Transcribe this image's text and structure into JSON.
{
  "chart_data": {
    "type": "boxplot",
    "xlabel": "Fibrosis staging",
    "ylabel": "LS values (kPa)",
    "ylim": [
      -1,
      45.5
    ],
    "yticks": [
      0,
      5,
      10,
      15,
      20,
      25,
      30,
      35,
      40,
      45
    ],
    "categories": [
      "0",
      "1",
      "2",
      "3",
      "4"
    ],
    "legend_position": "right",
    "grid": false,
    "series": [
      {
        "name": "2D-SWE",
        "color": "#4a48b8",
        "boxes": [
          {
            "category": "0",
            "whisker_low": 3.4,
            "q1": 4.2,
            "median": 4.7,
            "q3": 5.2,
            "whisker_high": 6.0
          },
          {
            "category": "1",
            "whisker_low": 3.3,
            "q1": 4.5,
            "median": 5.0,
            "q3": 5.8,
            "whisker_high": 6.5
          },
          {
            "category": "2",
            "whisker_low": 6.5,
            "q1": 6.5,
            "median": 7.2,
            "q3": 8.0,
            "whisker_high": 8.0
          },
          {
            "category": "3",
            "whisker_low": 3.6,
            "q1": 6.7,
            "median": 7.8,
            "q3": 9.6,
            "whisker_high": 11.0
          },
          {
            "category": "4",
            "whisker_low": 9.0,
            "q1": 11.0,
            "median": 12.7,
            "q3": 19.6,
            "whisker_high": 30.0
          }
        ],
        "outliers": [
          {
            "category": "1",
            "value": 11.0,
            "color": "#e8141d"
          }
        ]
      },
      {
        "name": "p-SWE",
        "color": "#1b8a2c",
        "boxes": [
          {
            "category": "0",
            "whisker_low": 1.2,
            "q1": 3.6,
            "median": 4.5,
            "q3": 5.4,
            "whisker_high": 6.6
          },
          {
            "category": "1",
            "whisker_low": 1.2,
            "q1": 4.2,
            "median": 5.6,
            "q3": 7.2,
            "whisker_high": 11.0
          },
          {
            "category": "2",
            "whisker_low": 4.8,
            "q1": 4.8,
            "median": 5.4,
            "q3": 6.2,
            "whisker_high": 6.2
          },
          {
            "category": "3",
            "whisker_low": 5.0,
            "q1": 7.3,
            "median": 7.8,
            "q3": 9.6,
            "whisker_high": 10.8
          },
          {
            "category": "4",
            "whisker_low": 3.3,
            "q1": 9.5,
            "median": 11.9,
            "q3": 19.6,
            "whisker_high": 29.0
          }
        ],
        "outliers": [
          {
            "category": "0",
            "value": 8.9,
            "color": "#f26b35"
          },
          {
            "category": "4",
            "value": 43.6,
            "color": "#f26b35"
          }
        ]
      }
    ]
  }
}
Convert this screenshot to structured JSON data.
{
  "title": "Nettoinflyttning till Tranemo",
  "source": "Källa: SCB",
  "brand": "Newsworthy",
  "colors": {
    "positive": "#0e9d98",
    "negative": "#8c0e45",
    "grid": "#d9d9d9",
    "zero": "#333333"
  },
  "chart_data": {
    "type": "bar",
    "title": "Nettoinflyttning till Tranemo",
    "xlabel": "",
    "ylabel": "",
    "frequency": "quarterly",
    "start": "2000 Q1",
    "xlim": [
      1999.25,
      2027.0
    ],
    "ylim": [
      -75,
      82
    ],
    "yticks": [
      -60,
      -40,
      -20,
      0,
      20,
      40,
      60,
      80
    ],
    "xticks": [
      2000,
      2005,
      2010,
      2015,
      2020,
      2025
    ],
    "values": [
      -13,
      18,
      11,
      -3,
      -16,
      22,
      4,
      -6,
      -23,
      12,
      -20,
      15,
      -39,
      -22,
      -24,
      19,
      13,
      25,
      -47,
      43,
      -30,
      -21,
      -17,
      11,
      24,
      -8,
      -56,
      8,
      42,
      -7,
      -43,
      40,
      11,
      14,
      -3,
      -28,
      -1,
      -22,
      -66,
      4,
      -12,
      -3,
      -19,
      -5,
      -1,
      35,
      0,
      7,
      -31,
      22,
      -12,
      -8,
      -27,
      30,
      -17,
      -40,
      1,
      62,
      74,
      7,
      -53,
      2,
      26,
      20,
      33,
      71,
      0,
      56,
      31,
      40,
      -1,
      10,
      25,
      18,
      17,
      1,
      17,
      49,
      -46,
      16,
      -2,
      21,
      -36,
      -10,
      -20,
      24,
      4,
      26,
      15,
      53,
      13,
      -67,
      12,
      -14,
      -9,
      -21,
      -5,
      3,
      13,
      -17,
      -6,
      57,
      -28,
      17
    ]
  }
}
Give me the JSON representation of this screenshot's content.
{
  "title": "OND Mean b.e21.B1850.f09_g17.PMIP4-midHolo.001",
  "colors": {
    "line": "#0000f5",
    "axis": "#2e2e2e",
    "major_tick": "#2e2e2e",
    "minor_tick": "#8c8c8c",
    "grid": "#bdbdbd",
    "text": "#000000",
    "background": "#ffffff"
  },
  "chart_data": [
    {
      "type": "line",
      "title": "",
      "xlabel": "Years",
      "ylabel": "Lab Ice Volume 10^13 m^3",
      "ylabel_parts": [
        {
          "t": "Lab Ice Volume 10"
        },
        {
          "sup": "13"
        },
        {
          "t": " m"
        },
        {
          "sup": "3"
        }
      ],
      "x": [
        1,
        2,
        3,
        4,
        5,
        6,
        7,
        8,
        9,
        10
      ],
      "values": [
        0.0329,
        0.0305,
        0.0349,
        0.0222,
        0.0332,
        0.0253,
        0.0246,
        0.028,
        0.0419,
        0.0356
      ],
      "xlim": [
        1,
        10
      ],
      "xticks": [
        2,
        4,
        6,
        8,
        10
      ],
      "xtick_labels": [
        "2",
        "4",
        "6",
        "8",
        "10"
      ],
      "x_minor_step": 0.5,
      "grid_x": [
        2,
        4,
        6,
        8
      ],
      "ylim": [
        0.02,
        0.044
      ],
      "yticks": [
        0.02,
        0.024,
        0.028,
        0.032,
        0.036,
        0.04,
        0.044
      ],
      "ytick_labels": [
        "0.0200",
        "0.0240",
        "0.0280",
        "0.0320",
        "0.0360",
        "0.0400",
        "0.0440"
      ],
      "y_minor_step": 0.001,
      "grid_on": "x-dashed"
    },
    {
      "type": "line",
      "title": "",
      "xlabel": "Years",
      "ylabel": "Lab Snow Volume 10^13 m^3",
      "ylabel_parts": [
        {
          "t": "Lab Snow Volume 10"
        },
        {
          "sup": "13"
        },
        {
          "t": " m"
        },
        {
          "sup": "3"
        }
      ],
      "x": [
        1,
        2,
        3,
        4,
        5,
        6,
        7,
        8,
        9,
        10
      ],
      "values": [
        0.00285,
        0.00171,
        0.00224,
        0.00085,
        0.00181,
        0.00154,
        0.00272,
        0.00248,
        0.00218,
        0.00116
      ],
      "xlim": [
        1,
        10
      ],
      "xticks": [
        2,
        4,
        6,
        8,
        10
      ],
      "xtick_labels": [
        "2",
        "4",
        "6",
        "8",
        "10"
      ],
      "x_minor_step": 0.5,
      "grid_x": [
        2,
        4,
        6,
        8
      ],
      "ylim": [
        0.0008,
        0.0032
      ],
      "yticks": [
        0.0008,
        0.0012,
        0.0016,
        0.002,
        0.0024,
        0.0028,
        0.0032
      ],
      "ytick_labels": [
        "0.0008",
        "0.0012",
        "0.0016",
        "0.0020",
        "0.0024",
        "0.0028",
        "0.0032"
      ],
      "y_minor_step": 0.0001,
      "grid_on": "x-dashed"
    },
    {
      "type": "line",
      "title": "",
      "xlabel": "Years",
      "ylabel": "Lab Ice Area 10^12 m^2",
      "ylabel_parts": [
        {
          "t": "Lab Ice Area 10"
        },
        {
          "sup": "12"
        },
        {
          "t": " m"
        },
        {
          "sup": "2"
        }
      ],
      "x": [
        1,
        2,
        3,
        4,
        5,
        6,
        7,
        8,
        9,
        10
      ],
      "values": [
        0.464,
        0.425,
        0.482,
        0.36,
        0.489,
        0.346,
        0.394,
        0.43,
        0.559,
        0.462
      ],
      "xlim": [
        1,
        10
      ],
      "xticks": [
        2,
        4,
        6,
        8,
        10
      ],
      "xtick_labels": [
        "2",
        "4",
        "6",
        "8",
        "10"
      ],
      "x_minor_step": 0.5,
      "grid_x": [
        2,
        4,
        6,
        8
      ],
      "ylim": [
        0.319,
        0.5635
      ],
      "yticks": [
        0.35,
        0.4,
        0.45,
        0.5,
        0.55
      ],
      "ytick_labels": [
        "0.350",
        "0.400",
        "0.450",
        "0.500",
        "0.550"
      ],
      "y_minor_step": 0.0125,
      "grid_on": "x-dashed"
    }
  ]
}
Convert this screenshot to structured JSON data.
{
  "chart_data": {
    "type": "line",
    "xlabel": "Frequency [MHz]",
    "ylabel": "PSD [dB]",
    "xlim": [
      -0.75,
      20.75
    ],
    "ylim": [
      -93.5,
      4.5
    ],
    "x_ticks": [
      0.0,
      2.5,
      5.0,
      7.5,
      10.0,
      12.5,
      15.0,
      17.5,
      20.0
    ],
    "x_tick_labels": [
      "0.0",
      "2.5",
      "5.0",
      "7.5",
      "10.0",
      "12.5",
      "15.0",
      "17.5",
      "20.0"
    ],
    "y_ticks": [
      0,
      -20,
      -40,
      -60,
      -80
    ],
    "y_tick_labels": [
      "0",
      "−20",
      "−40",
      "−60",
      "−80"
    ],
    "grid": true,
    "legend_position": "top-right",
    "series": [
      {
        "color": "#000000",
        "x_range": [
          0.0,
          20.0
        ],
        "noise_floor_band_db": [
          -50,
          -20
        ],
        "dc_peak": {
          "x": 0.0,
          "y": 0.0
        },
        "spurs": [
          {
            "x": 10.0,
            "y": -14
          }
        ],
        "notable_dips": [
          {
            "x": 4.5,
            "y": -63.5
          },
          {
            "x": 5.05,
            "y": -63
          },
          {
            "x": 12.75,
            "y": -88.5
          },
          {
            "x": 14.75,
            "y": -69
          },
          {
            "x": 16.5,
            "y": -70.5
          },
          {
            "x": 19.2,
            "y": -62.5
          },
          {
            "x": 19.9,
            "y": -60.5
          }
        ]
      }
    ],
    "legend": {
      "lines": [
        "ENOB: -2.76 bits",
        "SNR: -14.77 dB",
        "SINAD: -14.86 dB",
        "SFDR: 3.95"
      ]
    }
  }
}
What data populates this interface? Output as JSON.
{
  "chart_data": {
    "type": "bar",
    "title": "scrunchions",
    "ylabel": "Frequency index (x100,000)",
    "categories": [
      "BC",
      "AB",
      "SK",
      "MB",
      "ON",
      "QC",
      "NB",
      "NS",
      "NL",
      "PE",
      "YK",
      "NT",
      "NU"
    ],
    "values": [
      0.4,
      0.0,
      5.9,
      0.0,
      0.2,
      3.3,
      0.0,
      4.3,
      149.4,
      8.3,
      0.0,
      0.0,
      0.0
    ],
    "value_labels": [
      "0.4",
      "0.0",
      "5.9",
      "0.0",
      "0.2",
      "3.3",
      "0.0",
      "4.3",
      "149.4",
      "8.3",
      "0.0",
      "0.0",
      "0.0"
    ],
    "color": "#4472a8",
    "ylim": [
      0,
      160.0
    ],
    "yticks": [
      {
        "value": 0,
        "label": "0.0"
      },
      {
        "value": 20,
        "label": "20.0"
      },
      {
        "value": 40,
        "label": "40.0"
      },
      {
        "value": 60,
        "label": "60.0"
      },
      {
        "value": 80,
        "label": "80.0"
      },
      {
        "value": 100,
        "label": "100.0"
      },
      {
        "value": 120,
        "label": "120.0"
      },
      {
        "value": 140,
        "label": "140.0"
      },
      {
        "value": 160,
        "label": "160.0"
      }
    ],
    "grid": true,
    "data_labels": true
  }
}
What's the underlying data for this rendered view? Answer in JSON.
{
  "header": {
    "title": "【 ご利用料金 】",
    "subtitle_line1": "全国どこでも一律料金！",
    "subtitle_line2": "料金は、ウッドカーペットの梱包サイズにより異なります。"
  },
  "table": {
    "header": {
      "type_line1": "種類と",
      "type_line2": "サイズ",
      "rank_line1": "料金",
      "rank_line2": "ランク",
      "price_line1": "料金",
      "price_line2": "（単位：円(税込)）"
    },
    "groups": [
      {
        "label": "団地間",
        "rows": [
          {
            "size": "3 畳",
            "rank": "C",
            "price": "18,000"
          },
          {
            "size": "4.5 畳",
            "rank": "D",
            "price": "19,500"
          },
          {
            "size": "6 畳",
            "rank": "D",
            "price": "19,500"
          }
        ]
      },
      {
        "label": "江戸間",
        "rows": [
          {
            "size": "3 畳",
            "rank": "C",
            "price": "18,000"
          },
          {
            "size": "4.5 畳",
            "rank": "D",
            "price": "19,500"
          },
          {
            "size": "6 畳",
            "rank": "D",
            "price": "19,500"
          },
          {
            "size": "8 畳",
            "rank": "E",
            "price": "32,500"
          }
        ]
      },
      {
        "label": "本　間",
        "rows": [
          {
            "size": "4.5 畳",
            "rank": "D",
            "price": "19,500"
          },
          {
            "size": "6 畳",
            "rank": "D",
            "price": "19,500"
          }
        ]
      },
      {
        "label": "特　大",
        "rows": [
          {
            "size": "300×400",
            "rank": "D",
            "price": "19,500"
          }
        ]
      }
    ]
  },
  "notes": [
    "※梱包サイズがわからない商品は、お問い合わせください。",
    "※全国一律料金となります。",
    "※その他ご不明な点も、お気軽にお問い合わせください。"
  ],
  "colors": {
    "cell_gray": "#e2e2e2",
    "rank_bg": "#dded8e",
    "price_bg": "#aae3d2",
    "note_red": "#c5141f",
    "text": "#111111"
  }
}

→ WORK INSTRUCTIONS
Collect, from the material above, every line containing the word "Area".

→ EXERCISE RESPONSE
      "ylabel": "Lab Ice Area 10^12 m^2",
          "t": "Lab Ice Area 10"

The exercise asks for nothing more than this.